(Dataset records)
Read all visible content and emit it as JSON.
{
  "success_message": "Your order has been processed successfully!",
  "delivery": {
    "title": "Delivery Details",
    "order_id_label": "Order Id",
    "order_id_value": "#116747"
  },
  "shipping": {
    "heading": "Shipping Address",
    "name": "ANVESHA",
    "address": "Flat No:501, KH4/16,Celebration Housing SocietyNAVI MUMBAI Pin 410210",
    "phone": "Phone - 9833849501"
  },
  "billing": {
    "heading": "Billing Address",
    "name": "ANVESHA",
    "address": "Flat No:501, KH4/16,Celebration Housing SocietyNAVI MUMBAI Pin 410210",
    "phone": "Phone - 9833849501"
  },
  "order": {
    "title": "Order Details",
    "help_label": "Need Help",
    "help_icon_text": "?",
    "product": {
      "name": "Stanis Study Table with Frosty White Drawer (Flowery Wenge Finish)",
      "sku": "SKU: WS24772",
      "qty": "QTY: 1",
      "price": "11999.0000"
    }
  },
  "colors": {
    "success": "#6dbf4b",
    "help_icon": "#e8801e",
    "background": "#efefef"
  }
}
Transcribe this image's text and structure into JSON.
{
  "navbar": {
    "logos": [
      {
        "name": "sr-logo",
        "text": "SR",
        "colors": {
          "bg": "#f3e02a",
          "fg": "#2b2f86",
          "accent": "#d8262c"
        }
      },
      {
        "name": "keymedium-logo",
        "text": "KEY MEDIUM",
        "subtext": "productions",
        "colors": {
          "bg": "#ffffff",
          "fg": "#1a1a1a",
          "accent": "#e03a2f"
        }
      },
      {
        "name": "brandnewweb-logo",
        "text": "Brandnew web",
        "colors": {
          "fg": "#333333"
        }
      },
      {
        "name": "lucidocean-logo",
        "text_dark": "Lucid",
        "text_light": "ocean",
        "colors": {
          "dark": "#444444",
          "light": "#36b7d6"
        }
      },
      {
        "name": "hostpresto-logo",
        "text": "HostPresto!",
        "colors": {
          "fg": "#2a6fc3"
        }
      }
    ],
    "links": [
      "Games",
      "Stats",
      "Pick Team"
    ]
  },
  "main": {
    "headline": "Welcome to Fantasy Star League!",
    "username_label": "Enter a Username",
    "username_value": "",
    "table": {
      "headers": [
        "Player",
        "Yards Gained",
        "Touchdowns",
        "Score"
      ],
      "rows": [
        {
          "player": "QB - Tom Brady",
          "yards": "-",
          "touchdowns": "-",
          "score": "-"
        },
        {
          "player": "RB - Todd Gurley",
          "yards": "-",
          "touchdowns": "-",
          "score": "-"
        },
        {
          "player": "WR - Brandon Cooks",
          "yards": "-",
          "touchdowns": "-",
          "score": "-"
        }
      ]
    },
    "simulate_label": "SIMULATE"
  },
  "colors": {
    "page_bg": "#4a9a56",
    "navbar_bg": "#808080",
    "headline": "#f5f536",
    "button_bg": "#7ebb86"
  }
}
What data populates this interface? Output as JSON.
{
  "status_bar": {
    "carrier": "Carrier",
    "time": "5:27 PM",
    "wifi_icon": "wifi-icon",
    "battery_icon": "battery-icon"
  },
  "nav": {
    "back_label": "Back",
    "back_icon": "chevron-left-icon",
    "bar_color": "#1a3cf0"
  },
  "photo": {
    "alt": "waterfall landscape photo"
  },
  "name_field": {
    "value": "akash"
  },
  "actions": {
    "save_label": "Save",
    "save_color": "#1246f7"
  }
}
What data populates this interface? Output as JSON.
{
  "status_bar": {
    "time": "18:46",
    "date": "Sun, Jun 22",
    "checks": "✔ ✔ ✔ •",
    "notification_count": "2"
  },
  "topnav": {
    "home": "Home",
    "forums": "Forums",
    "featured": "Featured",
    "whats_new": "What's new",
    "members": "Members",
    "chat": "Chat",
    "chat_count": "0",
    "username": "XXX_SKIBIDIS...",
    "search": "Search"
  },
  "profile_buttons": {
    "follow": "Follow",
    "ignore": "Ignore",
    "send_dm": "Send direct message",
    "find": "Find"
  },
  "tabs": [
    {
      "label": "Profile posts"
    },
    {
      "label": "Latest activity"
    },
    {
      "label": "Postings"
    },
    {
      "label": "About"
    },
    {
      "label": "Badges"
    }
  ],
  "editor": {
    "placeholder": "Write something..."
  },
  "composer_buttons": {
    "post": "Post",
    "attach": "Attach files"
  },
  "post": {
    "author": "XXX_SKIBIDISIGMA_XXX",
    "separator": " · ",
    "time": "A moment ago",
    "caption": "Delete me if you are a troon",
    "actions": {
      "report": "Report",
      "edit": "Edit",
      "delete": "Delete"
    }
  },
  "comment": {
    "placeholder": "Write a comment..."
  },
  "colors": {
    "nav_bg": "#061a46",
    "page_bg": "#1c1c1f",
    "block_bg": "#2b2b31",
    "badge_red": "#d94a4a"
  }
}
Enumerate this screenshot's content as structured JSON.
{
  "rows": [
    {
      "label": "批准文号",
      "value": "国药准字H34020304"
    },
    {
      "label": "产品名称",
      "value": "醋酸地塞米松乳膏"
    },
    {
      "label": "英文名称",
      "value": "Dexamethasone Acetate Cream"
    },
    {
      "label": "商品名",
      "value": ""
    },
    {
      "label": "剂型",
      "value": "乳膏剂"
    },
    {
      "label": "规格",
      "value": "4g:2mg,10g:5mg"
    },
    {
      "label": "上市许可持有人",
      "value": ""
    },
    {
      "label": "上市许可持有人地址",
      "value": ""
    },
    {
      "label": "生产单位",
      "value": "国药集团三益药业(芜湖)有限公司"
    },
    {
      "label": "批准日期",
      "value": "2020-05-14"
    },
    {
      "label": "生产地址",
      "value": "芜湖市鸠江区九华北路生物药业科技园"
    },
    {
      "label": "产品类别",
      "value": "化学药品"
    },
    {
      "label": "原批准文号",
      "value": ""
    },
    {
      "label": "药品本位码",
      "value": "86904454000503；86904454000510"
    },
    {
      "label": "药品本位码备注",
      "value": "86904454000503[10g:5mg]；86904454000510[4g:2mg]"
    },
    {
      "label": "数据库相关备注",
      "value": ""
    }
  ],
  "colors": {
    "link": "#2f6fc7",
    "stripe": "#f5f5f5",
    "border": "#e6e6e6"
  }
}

Short task> Count up every line above that has the word "this" in it; answer with the number alone.

Output of the task> 4